┌────────
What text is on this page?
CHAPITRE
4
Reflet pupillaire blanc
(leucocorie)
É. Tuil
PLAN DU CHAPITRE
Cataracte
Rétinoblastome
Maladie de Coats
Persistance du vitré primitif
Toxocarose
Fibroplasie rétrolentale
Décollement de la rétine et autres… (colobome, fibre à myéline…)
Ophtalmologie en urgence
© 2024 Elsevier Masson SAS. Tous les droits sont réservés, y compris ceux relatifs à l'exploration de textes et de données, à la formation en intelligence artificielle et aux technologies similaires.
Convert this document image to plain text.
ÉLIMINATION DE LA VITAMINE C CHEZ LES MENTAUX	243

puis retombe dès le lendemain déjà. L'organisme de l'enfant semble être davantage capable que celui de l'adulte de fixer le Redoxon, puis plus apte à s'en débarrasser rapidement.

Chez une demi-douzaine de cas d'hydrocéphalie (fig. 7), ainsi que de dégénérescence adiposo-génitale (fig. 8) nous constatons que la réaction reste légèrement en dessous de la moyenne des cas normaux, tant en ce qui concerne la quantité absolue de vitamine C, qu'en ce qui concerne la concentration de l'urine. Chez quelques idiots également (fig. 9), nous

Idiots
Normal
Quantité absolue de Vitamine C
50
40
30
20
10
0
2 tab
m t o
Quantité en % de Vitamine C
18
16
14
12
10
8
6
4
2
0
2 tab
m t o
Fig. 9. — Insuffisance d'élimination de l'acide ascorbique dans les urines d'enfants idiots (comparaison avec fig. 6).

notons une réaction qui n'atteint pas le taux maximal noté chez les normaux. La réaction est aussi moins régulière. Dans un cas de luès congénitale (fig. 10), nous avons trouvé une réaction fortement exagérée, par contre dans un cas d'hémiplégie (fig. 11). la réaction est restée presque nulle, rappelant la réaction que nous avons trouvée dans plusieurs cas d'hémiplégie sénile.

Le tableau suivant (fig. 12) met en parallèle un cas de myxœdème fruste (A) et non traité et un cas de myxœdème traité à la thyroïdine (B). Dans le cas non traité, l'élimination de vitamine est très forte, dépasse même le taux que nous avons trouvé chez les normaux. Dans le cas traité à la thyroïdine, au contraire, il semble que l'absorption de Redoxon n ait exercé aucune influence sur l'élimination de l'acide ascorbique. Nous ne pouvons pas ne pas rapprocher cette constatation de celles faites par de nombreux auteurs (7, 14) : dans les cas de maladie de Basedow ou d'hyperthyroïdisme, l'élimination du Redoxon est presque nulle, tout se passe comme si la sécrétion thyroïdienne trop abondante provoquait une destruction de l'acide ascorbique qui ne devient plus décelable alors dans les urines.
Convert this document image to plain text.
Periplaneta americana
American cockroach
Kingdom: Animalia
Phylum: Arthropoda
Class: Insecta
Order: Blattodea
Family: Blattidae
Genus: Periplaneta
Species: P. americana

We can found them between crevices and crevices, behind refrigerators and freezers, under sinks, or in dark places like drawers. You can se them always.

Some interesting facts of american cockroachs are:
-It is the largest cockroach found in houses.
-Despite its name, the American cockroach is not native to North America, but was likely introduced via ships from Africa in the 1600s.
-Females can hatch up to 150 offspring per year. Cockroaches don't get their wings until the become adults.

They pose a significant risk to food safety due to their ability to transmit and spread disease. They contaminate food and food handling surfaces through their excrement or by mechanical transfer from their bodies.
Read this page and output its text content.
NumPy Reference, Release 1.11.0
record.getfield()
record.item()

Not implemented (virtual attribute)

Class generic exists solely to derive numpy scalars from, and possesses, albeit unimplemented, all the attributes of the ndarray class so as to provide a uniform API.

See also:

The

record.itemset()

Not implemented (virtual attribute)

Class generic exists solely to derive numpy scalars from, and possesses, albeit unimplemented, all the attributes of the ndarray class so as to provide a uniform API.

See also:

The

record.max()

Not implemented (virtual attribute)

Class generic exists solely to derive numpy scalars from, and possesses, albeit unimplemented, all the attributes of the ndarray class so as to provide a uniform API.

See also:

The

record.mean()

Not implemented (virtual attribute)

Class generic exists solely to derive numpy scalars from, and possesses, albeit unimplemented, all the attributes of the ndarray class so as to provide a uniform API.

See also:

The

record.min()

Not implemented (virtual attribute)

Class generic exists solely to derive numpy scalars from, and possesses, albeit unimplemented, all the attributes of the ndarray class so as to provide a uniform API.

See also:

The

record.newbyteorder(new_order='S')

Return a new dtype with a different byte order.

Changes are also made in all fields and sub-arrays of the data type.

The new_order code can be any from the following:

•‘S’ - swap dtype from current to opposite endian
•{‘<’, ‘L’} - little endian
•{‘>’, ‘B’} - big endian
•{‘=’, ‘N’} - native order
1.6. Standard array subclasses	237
└────────
Problem statement
Please return the data above exactly as given.

Result below
What text is on this page?
CHAPITRE
4
Reflet pupillaire blanc
(leucocorie)
É. Tuil
PLAN DU CHAPITRE
Cataracte
Rétinoblastome
Maladie de Coats
Persistance du vitré primitif
Toxocarose
Fibroplasie rétrolentale
Décollement de la rétine et autres… (colobome, fibre à myéline…)
Ophtalmologie en urgence
© 2024 Elsevier Masson SAS. Tous les droits sont réservés, y compris ceux relatifs à l'exploration de textes et de données, à la formation en intelligence artificielle et aux technologies similaires.
Convert this document image to plain text.
ÉLIMINATION DE LA VITAMINE C CHEZ LES MENTAUX	243

puis retombe dès le lendemain déjà. L'organisme de l'enfant semble être davantage capable que celui de l'adulte de fixer le Redoxon, puis plus apte à s'en débarrasser rapidement.

Chez une demi-douzaine de cas d'hydrocéphalie (fig. 7), ainsi que de dégénérescence adiposo-génitale (fig. 8) nous constatons que la réaction reste légèrement en dessous de la moyenne des cas normaux, tant en ce qui concerne la quantité absolue de vitamine C, qu'en ce qui concerne la concentration de l'urine. Chez quelques idiots également (fig. 9), nous

Idiots
Normal
Quantité absolue de Vitamine C
50
40
30
20
10
0
2 tab
m t o
Quantité en % de Vitamine C
18
16
14
12
10
8
6
4
2
0
2 tab
m t o
Fig. 9. — Insuffisance d'élimination de l'acide ascorbique dans les urines d'enfants idiots (comparaison avec fig. 6).

notons une réaction qui n'atteint pas le taux maximal noté chez les normaux. La réaction est aussi moins régulière. Dans un cas de luès congénitale (fig. 10), nous avons trouvé une réaction fortement exagérée, par contre dans un cas d'hémiplégie (fig. 11). la réaction est restée presque nulle, rappelant la réaction que nous avons trouvée dans plusieurs cas d'hémiplégie sénile.

Le tableau suivant (fig. 12) met en parallèle un cas de myxœdème fruste (A) et non traité et un cas de myxœdème traité à la thyroïdine (B). Dans le cas non traité, l'élimination de vitamine est très forte, dépasse même le taux que nous avons trouvé chez les normaux. Dans le cas traité à la thyroïdine, au contraire, il semble que l'absorption de Redoxon n ait exercé aucune influence sur l'élimination de l'acide ascorbique. Nous ne pouvons pas ne pas rapprocher cette constatation de celles faites par de nombreux auteurs (7, 14) : dans les cas de maladie de Basedow ou d'hyperthyroïdisme, l'élimination du Redoxon est presque nulle, tout se passe comme si la sécrétion thyroïdienne trop abondante provoquait une destruction de l'acide ascorbique qui ne devient plus décelable alors dans les urines.
Convert this document image to plain text.
Periplaneta americana
American cockroach
Kingdom: Animalia
Phylum: Arthropoda
Class: Insecta
Order: Blattodea
Family: Blattidae
Genus: Periplaneta
Species: P. americana

We can found them between crevices and crevices, behind refrigerators and freezers, under sinks, or in dark places like drawers. You can se them always.

Some interesting facts of american cockroachs are:
-It is the largest cockroach found in houses.
-Despite its name, the American cockroach is not native to North America, but was likely introduced via ships from Africa in the 1600s.
-Females can hatch up to 150 offspring per year. Cockroaches don't get their wings until the become adults.

They pose a significant risk to food safety due to their ability to transmit and spread disease. They contaminate food and food handling surfaces through their excrement or by mechanical transfer from their bodies.
Read this page and output its text content.
NumPy Reference, Release 1.11.0
record.getfield()
record.item()

Not implemented (virtual attribute)

Class generic exists solely to derive numpy scalars from, and possesses, albeit unimplemented, all the attributes of the ndarray class so as to provide a uniform API.

See also:

The

record.itemset()

Not implemented (virtual attribute)

Class generic exists solely to derive numpy scalars from, and possesses, albeit unimplemented, all the attributes of the ndarray class so as to provide a uniform API.

See also:

The

record.max()

Not implemented (virtual attribute)

Class generic exists solely to derive numpy scalars from, and possesses, albeit unimplemented, all the attributes of the ndarray class so as to provide a uniform API.

See also:

The

record.mean()

Not implemented (virtual attribute)

Class generic exists solely to derive numpy scalars from, and possesses, albeit unimplemented, all the attributes of the ndarray class so as to provide a uniform API.

See also:

The

record.min()

Not implemented (virtual attribute)

Class generic exists solely to derive numpy scalars from, and possesses, albeit unimplemented, all the attributes of the ndarray class so as to provide a uniform API.

See also:

The

record.newbyteorder(new_order='S')

Return a new dtype with a different byte order.

Changes are also made in all fields and sub-arrays of the data type.

The new_order code can be any from the following:

•‘S’ - swap dtype from current to opposite endian
•{‘<’, ‘L’} - little endian
•{‘>’, ‘B’} - big endian
•{‘=’, ‘N’} - native order
1.6. Standard array subclasses	237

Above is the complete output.